* Problem to solve *
Your task is to transcribe all of the records exactly and leave out the pictures.

******************************

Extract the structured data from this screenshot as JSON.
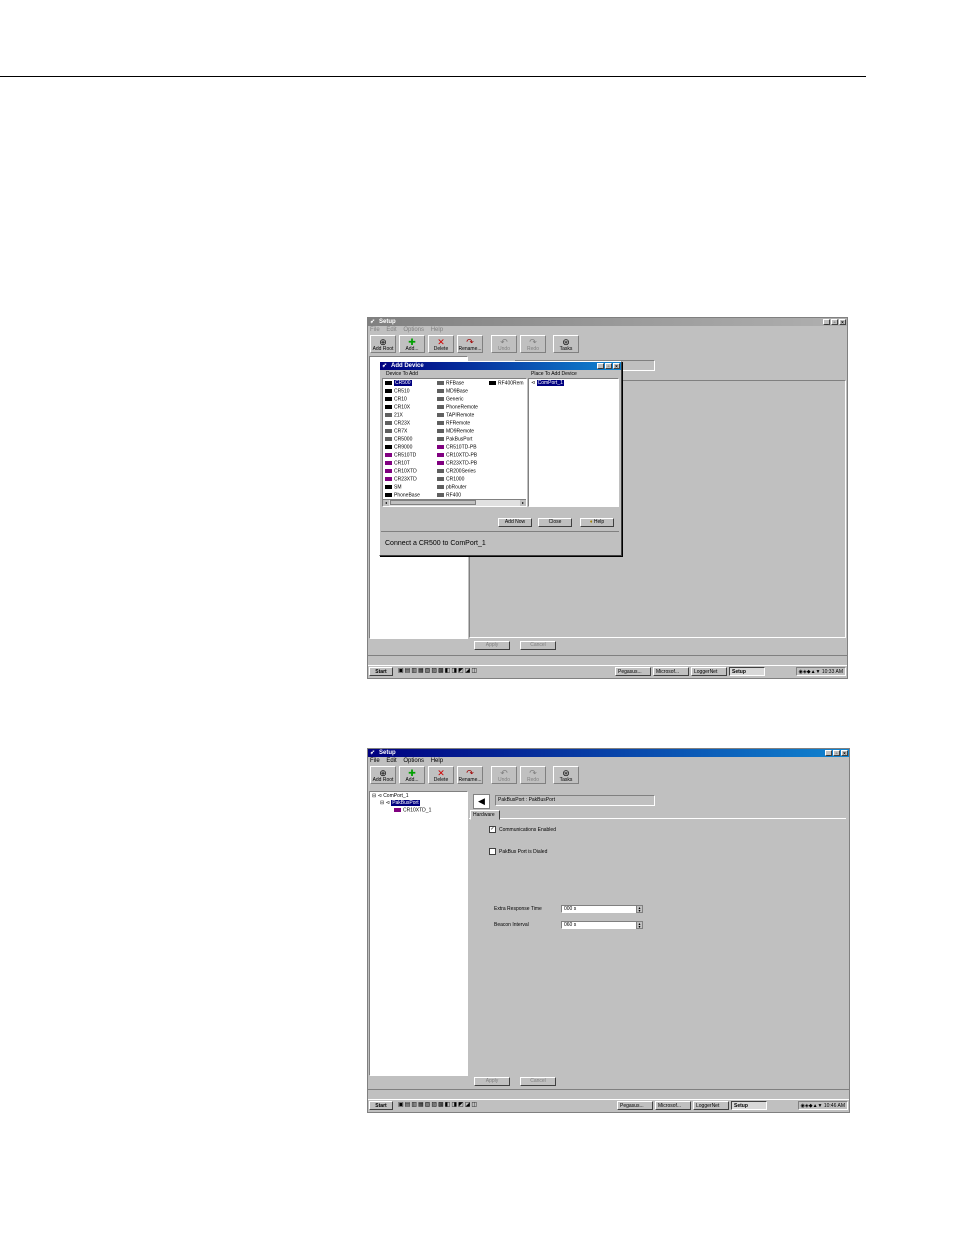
{
  "app": {
    "title": "Setup",
    "menu": [
      "File",
      "Edit",
      "Options",
      "Help"
    ],
    "toolbar": [
      {
        "label": "Add Root",
        "icon": "⊕"
      },
      {
        "label": "Add...",
        "icon": "✚"
      },
      {
        "label": "Delete",
        "icon": "✕"
      },
      {
        "label": "Rename...",
        "icon": "↷"
      },
      {
        "label": "Undo",
        "icon": "↶"
      },
      {
        "label": "Redo",
        "icon": "↷"
      },
      {
        "label": "Tasks",
        "icon": "⊛"
      }
    ],
    "apply_label": "Apply",
    "cancel_label": "Cancel"
  },
  "taskbar": {
    "start": "Start",
    "tasks": [
      "Pegasus...",
      "Microsof...",
      "LoggerNet",
      "Setup"
    ],
    "clock1": "10:33 AM",
    "clock2": "10:46 AM"
  },
  "dialog": {
    "title": "Add Device",
    "col1_header": "Device To Add",
    "col2_header": "Place To Add Device",
    "devices_col1": [
      "CR500",
      "CR510",
      "CR10",
      "CR10X",
      "21X",
      "CR23X",
      "CR7X",
      "CR5000",
      "CR9000",
      "CR510TD",
      "CR10T",
      "CR10XTD",
      "CR23XTD",
      "SM",
      "PhoneBase"
    ],
    "devices_col2": [
      "RFBase",
      "MD9Base",
      "Generic",
      "PhoneRemote",
      "TAPIRemote",
      "RFRemote",
      "MD9Remote",
      "PakBusPort",
      "CR510TD-PB",
      "CR10XTD-PB",
      "CR23XTD-PB",
      "CR200Series",
      "CR1000",
      "pbRouter",
      "RF400"
    ],
    "devices_col3": [
      "RF400Rem"
    ],
    "place_item": "ComPort_1",
    "add_now": "Add Now",
    "close": "Close",
    "help": "Help",
    "status": "Connect a CR500 to ComPort_1"
  },
  "screen2": {
    "tree": [
      "ComPort_1",
      "PakBusPort",
      "CR10XTD_1"
    ],
    "header_text": "PakBusPort : PakBusPort",
    "tab": "Hardware",
    "comm_enabled": "Communications Enabled",
    "dialed": "PakBus Port is Dialed",
    "extra_label": "Extra Response Time",
    "extra_value": "000 s",
    "beacon_label": "Beacon Interval",
    "beacon_value": "060 s"
  }
}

******************************

* Task response *
Extract the structured data from this screenshot as JSON.
{
  "app": {
    "title": "Setup",
    "menu": [
      "File",
      "Edit",
      "Options",
      "Help"
    ],
    "toolbar": [
      {
        "label": "Add Root",
        "icon": "⊕"
      },
      {
        "label": "Add...",
        "icon": "✚"
      },
      {
        "label": "Delete",
        "icon": "✕"
      },
      {
        "label": "Rename...",
        "icon": "↷"
      },
      {
        "label": "Undo",
        "icon": "↶"
      },
      {
        "label": "Redo",
        "icon": "↷"
      },
      {
        "label": "Tasks",
        "icon": "⊛"
      }
    ],
    "apply_label": "Apply",
    "cancel_label": "Cancel"
  },
  "taskbar": {
    "start": "Start",
    "tasks": [
      "Pegasus...",
      "Microsof...",
      "LoggerNet",
      "Setup"
    ],
    "clock1": "10:33 AM",
    "clock2": "10:46 AM"
  },
  "dialog": {
    "title": "Add Device",
    "col1_header": "Device To Add",
    "col2_header": "Place To Add Device",
    "devices_col1": [
      "CR500",
      "CR510",
      "CR10",
      "CR10X",
      "21X",
      "CR23X",
      "CR7X",
      "CR5000",
      "CR9000",
      "CR510TD",
      "CR10T",
      "CR10XTD",
      "CR23XTD",
      "SM",
      "PhoneBase"
    ],
    "devices_col2": [
      "RFBase",
      "MD9Base",
      "Generic",
      "PhoneRemote",
      "TAPIRemote",
      "RFRemote",
      "MD9Remote",
      "PakBusPort",
      "CR510TD-PB",
      "CR10XTD-PB",
      "CR23XTD-PB",
      "CR200Series",
      "CR1000",
      "pbRouter",
      "RF400"
    ],
    "devices_col3": [
      "RF400Rem"
    ],
    "place_item": "ComPort_1",
    "add_now": "Add Now",
    "close": "Close",
    "help": "Help",
    "status": "Connect a CR500 to ComPort_1"
  },
  "screen2": {
    "tree": [
      "ComPort_1",
      "PakBusPort",
      "CR10XTD_1"
    ],
    "header_text": "PakBusPort : PakBusPort",
    "tab": "Hardware",
    "comm_enabled": "Communications Enabled",
    "dialed": "PakBus Port is Dialed",
    "extra_label": "Extra Response Time",
    "extra_value": "000 s",
    "beacon_label": "Beacon Interval",
    "beacon_value": "060 s"
  }
}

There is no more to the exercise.